> **INSTRUCTIONS TO FOLLOW**:
Collect each line of the entries that holds the string "title".

> **SUPPLIED MATERIAL**:
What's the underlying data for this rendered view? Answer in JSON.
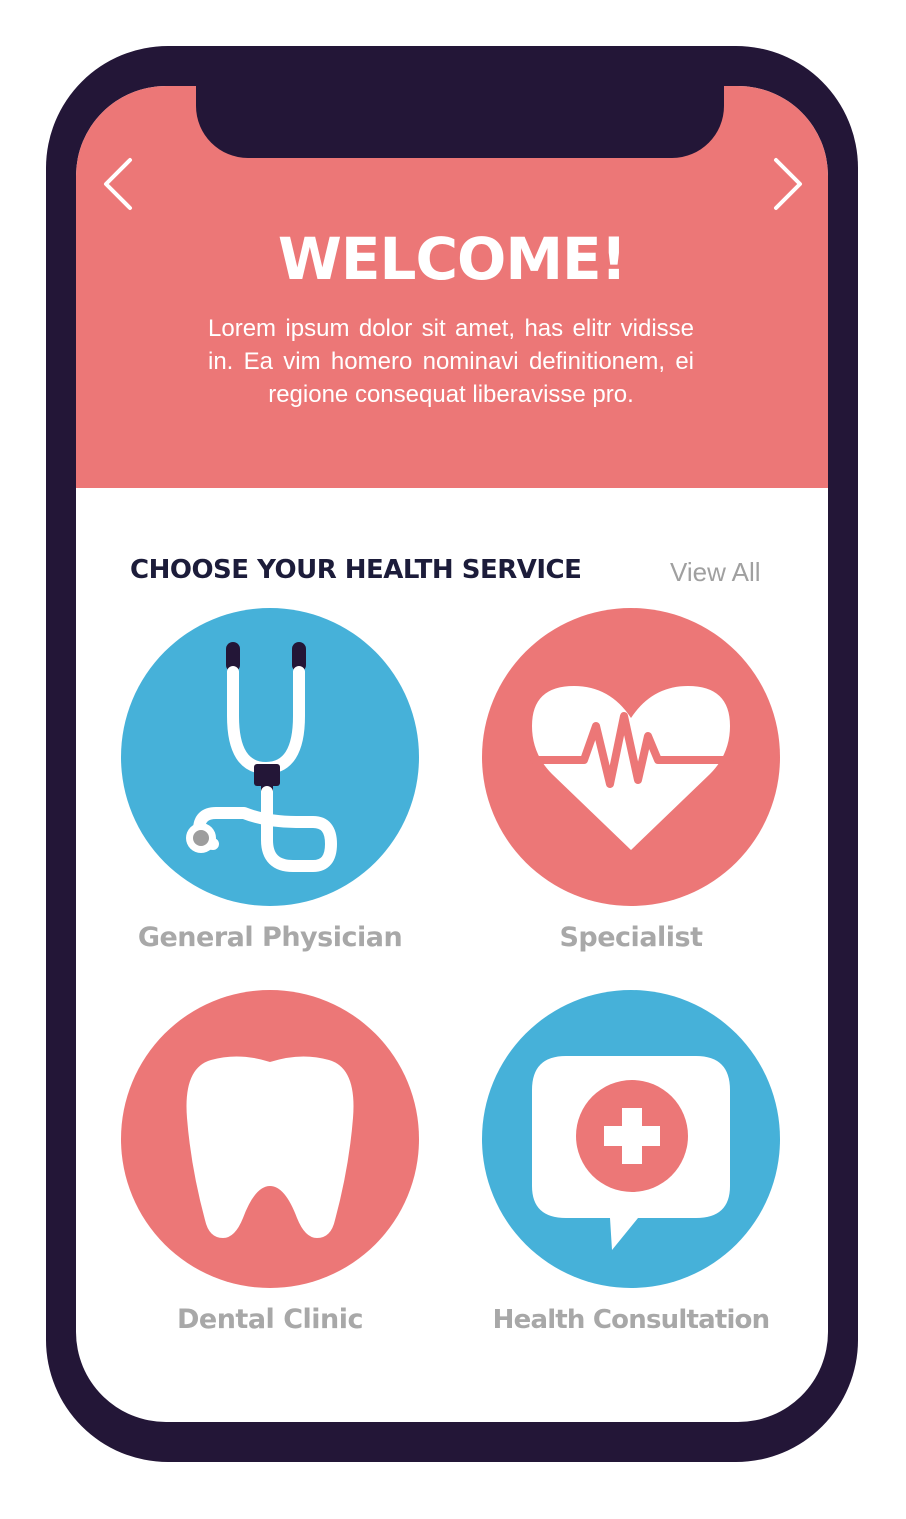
{
  "header": {
    "title": "WELCOME!",
    "description": "Lorem ipsum dolor sit amet, has elitr vidisse in. Ea vim homero nominavi definitionem, ei regione consequat liberavisse pro."
  },
  "navigation": {
    "prev_icon": "chevron-left-icon",
    "next_icon": "chevron-right-icon"
  },
  "services_section": {
    "title": "CHOOSE YOUR HEALTH SERVICE",
    "view_all_label": "View All",
    "items": [
      {
        "label": "General Physician",
        "icon": "stethoscope-icon",
        "color": "#46b1d9"
      },
      {
        "label": "Specialist",
        "icon": "heart-pulse-icon",
        "color": "#ec7777"
      },
      {
        "label": "Dental Clinic",
        "icon": "tooth-icon",
        "color": "#ec7777"
      },
      {
        "label": "Health Consultation",
        "icon": "medical-chat-icon",
        "color": "#46b1d9"
      }
    ]
  },
  "colors": {
    "phone_frame": "#231637",
    "accent_coral": "#ec7777",
    "accent_blue": "#46b1d9",
    "heading_dark": "#1c1c3a",
    "label_gray": "#a8a8a8",
    "view_all_gray": "#a0a0a0"
  }
}
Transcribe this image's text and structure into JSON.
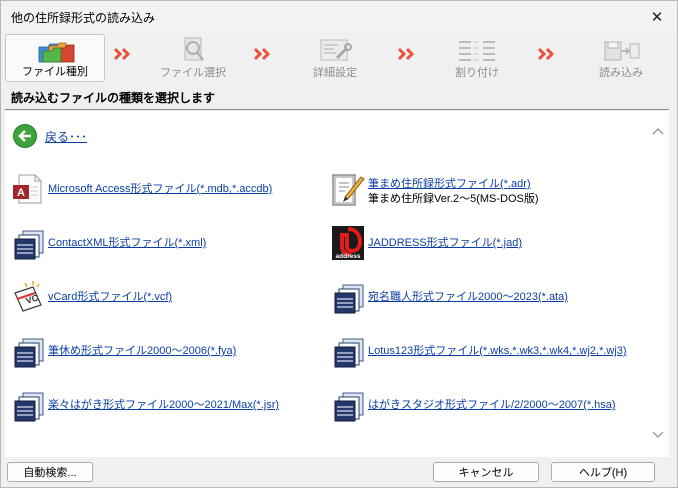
{
  "window": {
    "title": "他の住所録形式の読み込み",
    "close_glyph": "✕"
  },
  "wizard": {
    "steps": [
      {
        "label": "ファイル種別",
        "active": true,
        "icon": "folders-icon"
      },
      {
        "label": "ファイル選択",
        "active": false,
        "icon": "file-search-icon"
      },
      {
        "label": "詳細設定",
        "active": false,
        "icon": "settings-icon"
      },
      {
        "label": "割り付け",
        "active": false,
        "icon": "mapping-icon"
      },
      {
        "label": "読み込み",
        "active": false,
        "icon": "save-import-icon"
      }
    ],
    "arrow_color": "#e8523a"
  },
  "subheader": "読み込むファイルの種類を選択します",
  "back": {
    "label": "戻る･･･",
    "icon": "back-arrow-icon"
  },
  "file_types": {
    "left": [
      {
        "label": "Microsoft Access形式ファイル(*.mdb,*.accdb)",
        "icon": "access-file-icon"
      },
      {
        "label": "ContactXML形式ファイル(*.xml)",
        "icon": "address-book-icon"
      },
      {
        "label": "vCard形式ファイル(*.vcf)",
        "icon": "vcard-icon"
      },
      {
        "label": "筆休め形式ファイル2000～2006(*.fya)",
        "icon": "address-book-icon"
      },
      {
        "label": "楽々はがき形式ファイル2000～2021/Max(*.jsr)",
        "icon": "address-book-icon"
      }
    ],
    "right": [
      {
        "label": "筆まめ住所録形式ファイル(*.adr)",
        "desc": "筆まめ住所録Ver.2～5(MS-DOS版)",
        "icon": "fudemame-icon"
      },
      {
        "label": "JADDRESS形式ファイル(*.jad)",
        "icon": "jaddress-icon",
        "icon_text": "address"
      },
      {
        "label": "宛名職人形式ファイル2000～2023(*.ata)",
        "icon": "address-book-icon"
      },
      {
        "label": "Lotus123形式ファイル(*.wks,*.wk3,*.wk4,*.wj2,*.wj3)",
        "icon": "address-book-icon"
      },
      {
        "label": "はがきスタジオ形式ファイル/2/2000～2007(*.hsa)",
        "icon": "address-book-icon"
      }
    ]
  },
  "footer": {
    "auto_search": "自動検索...",
    "cancel": "キャンセル",
    "help": "ヘルプ(H)"
  },
  "colors": {
    "link": "#0b3fa5",
    "back_green": "#3ea33a",
    "disabled_text": "#8d8d8d"
  }
}
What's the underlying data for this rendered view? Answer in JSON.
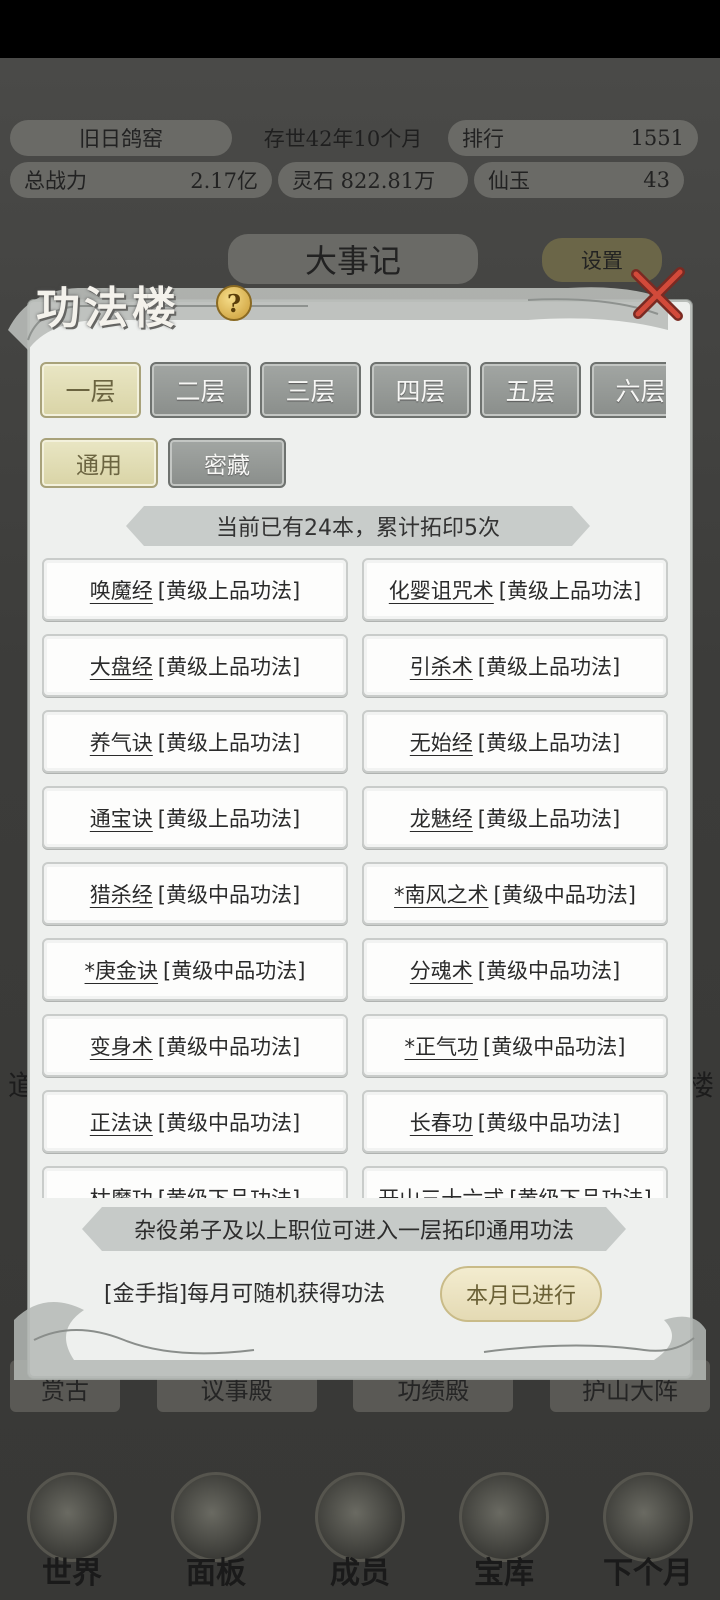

> **RESPONSE TO THIS TASK**:
    "title": "WELCOME!",
    "title": "CHOOSE YOUR HEALTH SERVICE",
    "title": "他の住所録形式の読み込み",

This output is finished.